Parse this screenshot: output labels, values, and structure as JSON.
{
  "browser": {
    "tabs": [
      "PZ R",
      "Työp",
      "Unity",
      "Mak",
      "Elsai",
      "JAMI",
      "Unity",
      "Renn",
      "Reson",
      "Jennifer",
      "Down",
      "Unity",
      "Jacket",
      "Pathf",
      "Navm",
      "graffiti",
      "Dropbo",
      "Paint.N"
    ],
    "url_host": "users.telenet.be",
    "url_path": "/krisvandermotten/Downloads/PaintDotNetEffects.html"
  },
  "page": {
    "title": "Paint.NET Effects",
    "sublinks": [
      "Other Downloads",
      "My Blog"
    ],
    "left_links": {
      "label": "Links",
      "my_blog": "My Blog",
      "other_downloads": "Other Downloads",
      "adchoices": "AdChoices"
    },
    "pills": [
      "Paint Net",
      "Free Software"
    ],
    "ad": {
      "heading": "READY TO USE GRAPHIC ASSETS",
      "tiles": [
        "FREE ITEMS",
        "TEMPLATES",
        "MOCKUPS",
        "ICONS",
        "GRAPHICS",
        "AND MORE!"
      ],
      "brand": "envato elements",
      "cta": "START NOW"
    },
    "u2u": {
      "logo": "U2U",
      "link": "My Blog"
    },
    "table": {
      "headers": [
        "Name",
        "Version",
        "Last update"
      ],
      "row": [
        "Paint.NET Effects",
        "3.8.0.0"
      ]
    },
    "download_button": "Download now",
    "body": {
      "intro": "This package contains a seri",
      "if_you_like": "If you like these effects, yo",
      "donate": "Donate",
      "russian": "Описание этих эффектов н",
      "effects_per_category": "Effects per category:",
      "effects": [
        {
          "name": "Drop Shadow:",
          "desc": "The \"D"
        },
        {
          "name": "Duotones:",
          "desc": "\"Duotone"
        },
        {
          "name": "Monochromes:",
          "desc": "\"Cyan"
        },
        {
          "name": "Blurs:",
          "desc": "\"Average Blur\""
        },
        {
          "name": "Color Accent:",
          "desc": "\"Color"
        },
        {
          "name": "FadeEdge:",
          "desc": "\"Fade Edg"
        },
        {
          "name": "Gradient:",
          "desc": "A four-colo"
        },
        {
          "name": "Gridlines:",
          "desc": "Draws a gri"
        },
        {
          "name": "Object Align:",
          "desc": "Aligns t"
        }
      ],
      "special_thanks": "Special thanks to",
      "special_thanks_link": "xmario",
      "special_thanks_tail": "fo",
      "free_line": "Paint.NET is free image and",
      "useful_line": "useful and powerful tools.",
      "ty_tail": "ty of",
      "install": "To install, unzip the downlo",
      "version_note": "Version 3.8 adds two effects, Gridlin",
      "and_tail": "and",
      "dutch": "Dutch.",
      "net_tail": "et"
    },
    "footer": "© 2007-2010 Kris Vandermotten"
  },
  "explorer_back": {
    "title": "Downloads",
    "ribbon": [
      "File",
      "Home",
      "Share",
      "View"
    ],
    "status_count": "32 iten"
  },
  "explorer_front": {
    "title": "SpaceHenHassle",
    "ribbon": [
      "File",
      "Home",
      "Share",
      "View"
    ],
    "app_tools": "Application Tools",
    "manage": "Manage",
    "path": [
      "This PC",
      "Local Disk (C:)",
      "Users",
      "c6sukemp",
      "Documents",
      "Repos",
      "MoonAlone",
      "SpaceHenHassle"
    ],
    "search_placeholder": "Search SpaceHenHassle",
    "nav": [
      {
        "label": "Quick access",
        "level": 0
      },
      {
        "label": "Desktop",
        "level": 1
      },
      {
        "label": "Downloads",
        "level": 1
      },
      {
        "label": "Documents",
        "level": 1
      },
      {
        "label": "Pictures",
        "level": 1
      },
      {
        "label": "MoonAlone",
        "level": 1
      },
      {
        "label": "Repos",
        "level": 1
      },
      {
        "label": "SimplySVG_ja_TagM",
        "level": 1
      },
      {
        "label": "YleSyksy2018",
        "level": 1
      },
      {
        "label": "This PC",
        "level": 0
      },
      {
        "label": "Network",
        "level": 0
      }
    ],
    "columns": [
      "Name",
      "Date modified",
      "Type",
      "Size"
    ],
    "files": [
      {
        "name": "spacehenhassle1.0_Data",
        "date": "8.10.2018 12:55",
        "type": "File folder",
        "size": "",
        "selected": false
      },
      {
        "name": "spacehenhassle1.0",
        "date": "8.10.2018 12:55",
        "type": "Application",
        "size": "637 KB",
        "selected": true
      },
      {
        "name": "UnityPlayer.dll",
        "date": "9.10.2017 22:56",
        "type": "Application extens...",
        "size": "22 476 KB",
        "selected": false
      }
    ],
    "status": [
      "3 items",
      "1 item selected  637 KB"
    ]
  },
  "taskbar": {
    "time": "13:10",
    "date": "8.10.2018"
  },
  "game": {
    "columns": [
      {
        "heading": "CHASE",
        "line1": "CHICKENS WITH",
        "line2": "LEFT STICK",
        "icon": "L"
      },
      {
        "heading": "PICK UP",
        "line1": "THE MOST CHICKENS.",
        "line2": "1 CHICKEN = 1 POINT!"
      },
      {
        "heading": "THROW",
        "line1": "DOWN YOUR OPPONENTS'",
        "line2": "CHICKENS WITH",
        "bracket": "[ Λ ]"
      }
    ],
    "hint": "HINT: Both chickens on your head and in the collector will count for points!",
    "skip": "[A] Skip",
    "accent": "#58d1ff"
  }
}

* Direction:
Extract each line from the listing above, please, and repeat it exactly.

* Answer to the task:
Parse this screenshot: output labels, values, and structure as JSON.
{
  "browser": {
    "tabs": [
      "PZ R",
      "Työp",
      "Unity",
      "Mak",
      "Elsai",
      "JAMI",
      "Unity",
      "Renn",
      "Reson",
      "Jennifer",
      "Down",
      "Unity",
      "Jacket",
      "Pathf",
      "Navm",
      "graffiti",
      "Dropbo",
      "Paint.N"
    ],
    "url_host": "users.telenet.be",
    "url_path": "/krisvandermotten/Downloads/PaintDotNetEffects.html"
  },
  "page": {
    "title": "Paint.NET Effects",
    "sublinks": [
      "Other Downloads",
      "My Blog"
    ],
    "left_links": {
      "label": "Links",
      "my_blog": "My Blog",
      "other_downloads": "Other Downloads",
      "adchoices": "AdChoices"
    },
    "pills": [
      "Paint Net",
      "Free Software"
    ],
    "ad": {
      "heading": "READY TO USE GRAPHIC ASSETS",
      "tiles": [
        "FREE ITEMS",
        "TEMPLATES",
        "MOCKUPS",
        "ICONS",
        "GRAPHICS",
        "AND MORE!"
      ],
      "brand": "envato elements",
      "cta": "START NOW"
    },
    "u2u": {
      "logo": "U2U",
      "link": "My Blog"
    },
    "table": {
      "headers": [
        "Name",
        "Version",
        "Last update"
      ],
      "row": [
        "Paint.NET Effects",
        "3.8.0.0"
      ]
    },
    "download_button": "Download now",
    "body": {
      "intro": "This package contains a seri",
      "if_you_like": "If you like these effects, yo",
      "donate": "Donate",
      "russian": "Описание этих эффектов н",
      "effects_per_category": "Effects per category:",
      "effects": [
        {
          "name": "Drop Shadow:",
          "desc": "The \"D"
        },
        {
          "name": "Duotones:",
          "desc": "\"Duotone"
        },
        {
          "name": "Monochromes:",
          "desc": "\"Cyan"
        },
        {
          "name": "Blurs:",
          "desc": "\"Average Blur\""
        },
        {
          "name": "Color Accent:",
          "desc": "\"Color"
        },
        {
          "name": "FadeEdge:",
          "desc": "\"Fade Edg"
        },
        {
          "name": "Gradient:",
          "desc": "A four-colo"
        },
        {
          "name": "Gridlines:",
          "desc": "Draws a gri"
        },
        {
          "name": "Object Align:",
          "desc": "Aligns t"
        }
      ],
      "special_thanks": "Special thanks to",
      "special_thanks_link": "xmario",
      "special_thanks_tail": "fo",
      "free_line": "Paint.NET is free image and",
      "useful_line": "useful and powerful tools.",
      "ty_tail": "ty of",
      "install": "To install, unzip the downlo",
      "version_note": "Version 3.8 adds two effects, Gridlin",
      "and_tail": "and",
      "dutch": "Dutch.",
      "net_tail": "et"
    },
    "footer": "© 2007-2010 Kris Vandermotten"
  },
  "explorer_back": {
    "title": "Downloads",
    "ribbon": [
      "File",
      "Home",
      "Share",
      "View"
    ],
    "status_count": "32 iten"
  },
  "explorer_front": {
    "title": "SpaceHenHassle",
    "ribbon": [
      "File",
      "Home",
      "Share",
      "View"
    ],
    "app_tools": "Application Tools",
    "manage": "Manage",
    "path": [
      "This PC",
      "Local Disk (C:)",
      "Users",
      "c6sukemp",
      "Documents",
      "Repos",
      "MoonAlone",
      "SpaceHenHassle"
    ],
    "search_placeholder": "Search SpaceHenHassle",
    "nav": [
      {
        "label": "Quick access",
        "level": 0
      },
      {
        "label": "Desktop",
        "level": 1
      },
      {
        "label": "Downloads",
        "level": 1
      },
      {
        "label": "Documents",
        "level": 1
      },
      {
        "label": "Pictures",
        "level": 1
      },
      {
        "label": "MoonAlone",
        "level": 1
      },
      {
        "label": "Repos",
        "level": 1
      },
      {
        "label": "SimplySVG_ja_TagM",
        "level": 1
      },
      {
        "label": "YleSyksy2018",
        "level": 1
      },
      {
        "label": "This PC",
        "level": 0
      },
      {
        "label": "Network",
        "level": 0
      }
    ],
    "columns": [
      "Name",
      "Date modified",
      "Type",
      "Size"
    ],
    "files": [
      {
        "name": "spacehenhassle1.0_Data",
        "date": "8.10.2018 12:55",
        "type": "File folder",
        "size": "",
        "selected": false
      },
      {
        "name": "spacehenhassle1.0",
        "date": "8.10.2018 12:55",
        "type": "Application",
        "size": "637 KB",
        "selected": true
      },
      {
        "name": "UnityPlayer.dll",
        "date": "9.10.2017 22:56",
        "type": "Application extens...",
        "size": "22 476 KB",
        "selected": false
      }
    ],
    "status": [
      "3 items",
      "1 item selected  637 KB"
    ]
  },
  "taskbar": {
    "time": "13:10",
    "date": "8.10.2018"
  },
  "game": {
    "columns": [
      {
        "heading": "CHASE",
        "line1": "CHICKENS WITH",
        "line2": "LEFT STICK",
        "icon": "L"
      },
      {
        "heading": "PICK UP",
        "line1": "THE MOST CHICKENS.",
        "line2": "1 CHICKEN = 1 POINT!"
      },
      {
        "heading": "THROW",
        "line1": "DOWN YOUR OPPONENTS'",
        "line2": "CHICKENS WITH",
        "bracket": "[ Λ ]"
      }
    ],
    "hint": "HINT: Both chickens on your head and in the collector will count for points!",
    "skip": "[A] Skip",
    "accent": "#58d1ff"
  }
}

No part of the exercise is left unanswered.